Source records:
>> BEGIN

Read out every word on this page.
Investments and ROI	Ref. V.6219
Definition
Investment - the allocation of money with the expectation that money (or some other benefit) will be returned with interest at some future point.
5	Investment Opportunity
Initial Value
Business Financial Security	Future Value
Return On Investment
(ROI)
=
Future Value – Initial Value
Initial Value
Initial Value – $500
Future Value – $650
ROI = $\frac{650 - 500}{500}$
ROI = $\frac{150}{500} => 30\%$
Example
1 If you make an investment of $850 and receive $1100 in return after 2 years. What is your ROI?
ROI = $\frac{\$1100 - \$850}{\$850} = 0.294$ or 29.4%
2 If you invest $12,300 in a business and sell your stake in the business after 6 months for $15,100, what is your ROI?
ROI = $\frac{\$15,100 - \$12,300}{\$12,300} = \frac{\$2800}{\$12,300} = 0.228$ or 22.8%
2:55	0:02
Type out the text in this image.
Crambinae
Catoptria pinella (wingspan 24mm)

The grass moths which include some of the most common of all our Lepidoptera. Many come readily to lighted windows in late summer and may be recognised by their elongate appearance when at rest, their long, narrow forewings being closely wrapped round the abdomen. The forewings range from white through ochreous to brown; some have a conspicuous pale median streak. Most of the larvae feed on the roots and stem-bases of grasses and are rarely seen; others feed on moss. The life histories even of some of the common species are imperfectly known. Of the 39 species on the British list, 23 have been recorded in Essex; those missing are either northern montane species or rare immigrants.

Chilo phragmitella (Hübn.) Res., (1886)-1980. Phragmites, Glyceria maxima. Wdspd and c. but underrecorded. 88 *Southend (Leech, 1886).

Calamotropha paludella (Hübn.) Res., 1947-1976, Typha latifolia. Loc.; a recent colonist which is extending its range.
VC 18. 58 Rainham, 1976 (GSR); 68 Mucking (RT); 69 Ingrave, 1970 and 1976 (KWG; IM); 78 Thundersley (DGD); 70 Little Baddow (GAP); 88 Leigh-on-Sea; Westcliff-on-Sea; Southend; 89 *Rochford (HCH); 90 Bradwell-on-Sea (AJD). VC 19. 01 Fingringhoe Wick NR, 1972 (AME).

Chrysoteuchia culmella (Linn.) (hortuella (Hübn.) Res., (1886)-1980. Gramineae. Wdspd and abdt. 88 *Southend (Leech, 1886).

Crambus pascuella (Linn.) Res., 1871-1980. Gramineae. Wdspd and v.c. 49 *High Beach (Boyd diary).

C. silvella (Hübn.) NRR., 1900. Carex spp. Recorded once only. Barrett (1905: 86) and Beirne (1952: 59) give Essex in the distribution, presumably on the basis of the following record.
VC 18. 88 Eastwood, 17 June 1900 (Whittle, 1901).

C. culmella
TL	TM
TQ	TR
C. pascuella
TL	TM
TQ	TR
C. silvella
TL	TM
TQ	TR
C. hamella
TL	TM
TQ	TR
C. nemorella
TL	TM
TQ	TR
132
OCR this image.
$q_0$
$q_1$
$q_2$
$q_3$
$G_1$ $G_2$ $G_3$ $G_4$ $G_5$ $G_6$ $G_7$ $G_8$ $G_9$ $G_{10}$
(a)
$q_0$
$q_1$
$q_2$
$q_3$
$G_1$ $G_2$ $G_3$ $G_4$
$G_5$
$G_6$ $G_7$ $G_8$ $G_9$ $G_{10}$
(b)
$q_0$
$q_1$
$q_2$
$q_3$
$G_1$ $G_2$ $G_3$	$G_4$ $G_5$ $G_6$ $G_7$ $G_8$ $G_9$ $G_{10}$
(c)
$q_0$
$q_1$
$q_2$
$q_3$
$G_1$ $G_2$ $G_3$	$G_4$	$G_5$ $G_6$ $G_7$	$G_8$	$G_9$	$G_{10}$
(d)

>> END

Task goal:
Every line above should be written out again exactly as it stands.

Written response:
Read out every word on this page.
Investments and ROI	Ref. V.6219
Definition
Investment - the allocation of money with the expectation that money (or some other benefit) will be returned with interest at some future point.
5	Investment Opportunity
Initial Value
Business Financial Security	Future Value
Return On Investment
(ROI)
=
Future Value – Initial Value
Initial Value
Initial Value – $500
Future Value – $650
ROI = $\frac{650 - 500}{500}$
ROI = $\frac{150}{500} => 30\%$
Example
1 If you make an investment of $850 and receive $1100 in return after 2 years. What is your ROI?
ROI = $\frac{\$1100 - \$850}{\$850} = 0.294$ or 29.4%
2 If you invest $12,300 in a business and sell your stake in the business after 6 months for $15,100, what is your ROI?
ROI = $\frac{\$15,100 - \$12,300}{\$12,300} = \frac{\$2800}{\$12,300} = 0.228$ or 22.8%
2:55	0:02
Type out the text in this image.
Crambinae
Catoptria pinella (wingspan 24mm)

The grass moths which include some of the most common of all our Lepidoptera. Many come readily to lighted windows in late summer and may be recognised by their elongate appearance when at rest, their long, narrow forewings being closely wrapped round the abdomen. The forewings range from white through ochreous to brown; some have a conspicuous pale median streak. Most of the larvae feed on the roots and stem-bases of grasses and are rarely seen; others feed on moss. The life histories even of some of the common species are imperfectly known. Of the 39 species on the British list, 23 have been recorded in Essex; those missing are either northern montane species or rare immigrants.

Chilo phragmitella (Hübn.) Res., (1886)-1980. Phragmites, Glyceria maxima. Wdspd and c. but underrecorded. 88 *Southend (Leech, 1886).

Calamotropha paludella (Hübn.) Res., 1947-1976, Typha latifolia. Loc.; a recent colonist which is extending its range.
VC 18. 58 Rainham, 1976 (GSR); 68 Mucking (RT); 69 Ingrave, 1970 and 1976 (KWG; IM); 78 Thundersley (DGD); 70 Little Baddow (GAP); 88 Leigh-on-Sea; Westcliff-on-Sea; Southend; 89 *Rochford (HCH); 90 Bradwell-on-Sea (AJD). VC 19. 01 Fingringhoe Wick NR, 1972 (AME).

Chrysoteuchia culmella (Linn.) (hortuella (Hübn.) Res., (1886)-1980. Gramineae. Wdspd and abdt. 88 *Southend (Leech, 1886).

Crambus pascuella (Linn.) Res., 1871-1980. Gramineae. Wdspd and v.c. 49 *High Beach (Boyd diary).

C. silvella (Hübn.) NRR., 1900. Carex spp. Recorded once only. Barrett (1905: 86) and Beirne (1952: 59) give Essex in the distribution, presumably on the basis of the following record.
VC 18. 88 Eastwood, 17 June 1900 (Whittle, 1901).

C. culmella
TL	TM
TQ	TR
C. pascuella
TL	TM
TQ	TR
C. silvella
TL	TM
TQ	TR
C. hamella
TL	TM
TQ	TR
C. nemorella
TL	TM
TQ	TR
132
OCR this image.
$q_0$
$q_1$
$q_2$
$q_3$
$G_1$ $G_2$ $G_3$ $G_4$ $G_5$ $G_6$ $G_7$ $G_8$ $G_9$ $G_{10}$
(a)
$q_0$
$q_1$
$q_2$
$q_3$
$G_1$ $G_2$ $G_3$ $G_4$
$G_5$
$G_6$ $G_7$ $G_8$ $G_9$ $G_{10}$
(b)
$q_0$
$q_1$
$q_2$
$q_3$
$G_1$ $G_2$ $G_3$	$G_4$ $G_5$ $G_6$ $G_7$ $G_8$ $G_9$ $G_{10}$
(c)
$q_0$
$q_1$
$q_2$
$q_3$
$G_1$ $G_2$ $G_3$	$G_4$	$G_5$ $G_6$ $G_7$	$G_8$	$G_9$	$G_{10}$
(d)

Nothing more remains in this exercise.